# GOAL
The listing beneath should be written out in full, exactly as shown.

Saved entries

-----

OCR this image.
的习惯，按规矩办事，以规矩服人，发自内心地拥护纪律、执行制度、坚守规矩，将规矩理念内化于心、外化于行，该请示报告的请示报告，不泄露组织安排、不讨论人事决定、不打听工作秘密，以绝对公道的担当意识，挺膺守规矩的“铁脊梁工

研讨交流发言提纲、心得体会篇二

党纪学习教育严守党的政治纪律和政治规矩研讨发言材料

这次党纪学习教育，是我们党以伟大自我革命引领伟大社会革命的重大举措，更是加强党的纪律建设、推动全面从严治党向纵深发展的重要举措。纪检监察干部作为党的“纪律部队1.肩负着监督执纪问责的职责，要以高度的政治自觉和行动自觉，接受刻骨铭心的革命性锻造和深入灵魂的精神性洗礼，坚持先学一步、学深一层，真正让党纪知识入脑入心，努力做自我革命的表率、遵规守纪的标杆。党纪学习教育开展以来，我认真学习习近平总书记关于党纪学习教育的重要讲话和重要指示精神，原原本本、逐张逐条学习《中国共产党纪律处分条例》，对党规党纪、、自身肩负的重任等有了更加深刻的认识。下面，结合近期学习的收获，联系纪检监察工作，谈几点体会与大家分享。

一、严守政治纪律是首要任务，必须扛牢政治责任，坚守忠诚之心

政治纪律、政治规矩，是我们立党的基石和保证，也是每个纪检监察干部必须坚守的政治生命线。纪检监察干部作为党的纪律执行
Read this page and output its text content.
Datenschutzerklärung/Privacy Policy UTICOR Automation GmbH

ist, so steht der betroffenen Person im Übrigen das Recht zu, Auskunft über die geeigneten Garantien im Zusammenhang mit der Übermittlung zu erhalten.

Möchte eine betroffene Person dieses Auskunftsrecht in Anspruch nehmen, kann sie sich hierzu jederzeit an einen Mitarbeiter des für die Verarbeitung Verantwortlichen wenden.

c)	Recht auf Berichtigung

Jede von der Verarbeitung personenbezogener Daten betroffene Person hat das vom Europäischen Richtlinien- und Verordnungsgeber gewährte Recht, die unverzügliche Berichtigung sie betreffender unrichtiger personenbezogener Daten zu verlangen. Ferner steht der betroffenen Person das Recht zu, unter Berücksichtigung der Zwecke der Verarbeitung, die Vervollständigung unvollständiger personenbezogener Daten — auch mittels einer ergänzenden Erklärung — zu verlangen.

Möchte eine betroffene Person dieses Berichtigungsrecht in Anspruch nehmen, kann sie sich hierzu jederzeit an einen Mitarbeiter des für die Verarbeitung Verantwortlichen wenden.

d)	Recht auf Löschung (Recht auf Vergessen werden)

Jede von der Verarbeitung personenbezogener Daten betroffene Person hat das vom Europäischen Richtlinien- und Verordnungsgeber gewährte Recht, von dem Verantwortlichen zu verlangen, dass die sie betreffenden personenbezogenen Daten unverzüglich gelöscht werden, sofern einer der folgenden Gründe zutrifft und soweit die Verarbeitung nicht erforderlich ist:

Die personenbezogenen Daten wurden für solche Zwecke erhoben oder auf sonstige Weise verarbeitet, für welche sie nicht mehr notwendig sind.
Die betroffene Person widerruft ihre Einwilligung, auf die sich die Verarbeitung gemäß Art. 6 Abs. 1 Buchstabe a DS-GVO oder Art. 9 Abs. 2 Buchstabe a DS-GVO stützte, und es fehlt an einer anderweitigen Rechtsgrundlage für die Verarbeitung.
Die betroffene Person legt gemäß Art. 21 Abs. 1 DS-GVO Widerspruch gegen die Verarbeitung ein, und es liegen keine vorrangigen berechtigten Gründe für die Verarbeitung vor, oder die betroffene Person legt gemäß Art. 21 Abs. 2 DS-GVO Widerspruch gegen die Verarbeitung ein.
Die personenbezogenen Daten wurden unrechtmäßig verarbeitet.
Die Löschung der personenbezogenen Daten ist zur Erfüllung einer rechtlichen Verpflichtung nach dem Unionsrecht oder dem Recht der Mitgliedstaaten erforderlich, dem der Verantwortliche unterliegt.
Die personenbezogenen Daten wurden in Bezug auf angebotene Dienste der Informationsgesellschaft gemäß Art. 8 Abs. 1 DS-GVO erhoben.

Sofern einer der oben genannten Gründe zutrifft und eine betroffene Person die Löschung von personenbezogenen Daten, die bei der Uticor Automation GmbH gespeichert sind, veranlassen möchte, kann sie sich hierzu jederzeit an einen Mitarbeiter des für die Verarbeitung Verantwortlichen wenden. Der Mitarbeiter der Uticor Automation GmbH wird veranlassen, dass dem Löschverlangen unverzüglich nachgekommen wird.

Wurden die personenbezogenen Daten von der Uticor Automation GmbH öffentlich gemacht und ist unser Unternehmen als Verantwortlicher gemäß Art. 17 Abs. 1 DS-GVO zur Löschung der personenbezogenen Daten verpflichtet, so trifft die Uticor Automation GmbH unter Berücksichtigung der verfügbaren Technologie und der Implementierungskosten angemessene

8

-----

# EXERCISE ANSWER
OCR this image.
的习惯，按规矩办事，以规矩服人，发自内心地拥护纪律、执行制度、坚守规矩，将规矩理念内化于心、外化于行，该请示报告的请示报告，不泄露组织安排、不讨论人事决定、不打听工作秘密，以绝对公道的担当意识，挺膺守规矩的“铁脊梁工

研讨交流发言提纲、心得体会篇二

党纪学习教育严守党的政治纪律和政治规矩研讨发言材料

这次党纪学习教育，是我们党以伟大自我革命引领伟大社会革命的重大举措，更是加强党的纪律建设、推动全面从严治党向纵深发展的重要举措。纪检监察干部作为党的“纪律部队1.肩负着监督执纪问责的职责，要以高度的政治自觉和行动自觉，接受刻骨铭心的革命性锻造和深入灵魂的精神性洗礼，坚持先学一步、学深一层，真正让党纪知识入脑入心，努力做自我革命的表率、遵规守纪的标杆。党纪学习教育开展以来，我认真学习习近平总书记关于党纪学习教育的重要讲话和重要指示精神，原原本本、逐张逐条学习《中国共产党纪律处分条例》，对党规党纪、、自身肩负的重任等有了更加深刻的认识。下面，结合近期学习的收获，联系纪检监察工作，谈几点体会与大家分享。

一、严守政治纪律是首要任务，必须扛牢政治责任，坚守忠诚之心

政治纪律、政治规矩，是我们立党的基石和保证，也是每个纪检监察干部必须坚守的政治生命线。纪检监察干部作为党的纪律执行
Read this page and output its text content.
Datenschutzerklärung/Privacy Policy UTICOR Automation GmbH

ist, so steht der betroffenen Person im Übrigen das Recht zu, Auskunft über die geeigneten Garantien im Zusammenhang mit der Übermittlung zu erhalten.

Möchte eine betroffene Person dieses Auskunftsrecht in Anspruch nehmen, kann sie sich hierzu jederzeit an einen Mitarbeiter des für die Verarbeitung Verantwortlichen wenden.

c)	Recht auf Berichtigung

Jede von der Verarbeitung personenbezogener Daten betroffene Person hat das vom Europäischen Richtlinien- und Verordnungsgeber gewährte Recht, die unverzügliche Berichtigung sie betreffender unrichtiger personenbezogener Daten zu verlangen. Ferner steht der betroffenen Person das Recht zu, unter Berücksichtigung der Zwecke der Verarbeitung, die Vervollständigung unvollständiger personenbezogener Daten — auch mittels einer ergänzenden Erklärung — zu verlangen.

Möchte eine betroffene Person dieses Berichtigungsrecht in Anspruch nehmen, kann sie sich hierzu jederzeit an einen Mitarbeiter des für die Verarbeitung Verantwortlichen wenden.

d)	Recht auf Löschung (Recht auf Vergessen werden)

Jede von der Verarbeitung personenbezogener Daten betroffene Person hat das vom Europäischen Richtlinien- und Verordnungsgeber gewährte Recht, von dem Verantwortlichen zu verlangen, dass die sie betreffenden personenbezogenen Daten unverzüglich gelöscht werden, sofern einer der folgenden Gründe zutrifft und soweit die Verarbeitung nicht erforderlich ist:

Die personenbezogenen Daten wurden für solche Zwecke erhoben oder auf sonstige Weise verarbeitet, für welche sie nicht mehr notwendig sind.
Die betroffene Person widerruft ihre Einwilligung, auf die sich die Verarbeitung gemäß Art. 6 Abs. 1 Buchstabe a DS-GVO oder Art. 9 Abs. 2 Buchstabe a DS-GVO stützte, und es fehlt an einer anderweitigen Rechtsgrundlage für die Verarbeitung.
Die betroffene Person legt gemäß Art. 21 Abs. 1 DS-GVO Widerspruch gegen die Verarbeitung ein, und es liegen keine vorrangigen berechtigten Gründe für die Verarbeitung vor, oder die betroffene Person legt gemäß Art. 21 Abs. 2 DS-GVO Widerspruch gegen die Verarbeitung ein.
Die personenbezogenen Daten wurden unrechtmäßig verarbeitet.
Die Löschung der personenbezogenen Daten ist zur Erfüllung einer rechtlichen Verpflichtung nach dem Unionsrecht oder dem Recht der Mitgliedstaaten erforderlich, dem der Verantwortliche unterliegt.
Die personenbezogenen Daten wurden in Bezug auf angebotene Dienste der Informationsgesellschaft gemäß Art. 8 Abs. 1 DS-GVO erhoben.

Sofern einer der oben genannten Gründe zutrifft und eine betroffene Person die Löschung von personenbezogenen Daten, die bei der Uticor Automation GmbH gespeichert sind, veranlassen möchte, kann sie sich hierzu jederzeit an einen Mitarbeiter des für die Verarbeitung Verantwortlichen wenden. Der Mitarbeiter der Uticor Automation GmbH wird veranlassen, dass dem Löschverlangen unverzüglich nachgekommen wird.

Wurden die personenbezogenen Daten von der Uticor Automation GmbH öffentlich gemacht und ist unser Unternehmen als Verantwortlicher gemäß Art. 17 Abs. 1 DS-GVO zur Löschung der personenbezogenen Daten verpflichtet, so trifft die Uticor Automation GmbH unter Berücksichtigung der verfügbaren Technologie und der Implementierungskosten angemessene

8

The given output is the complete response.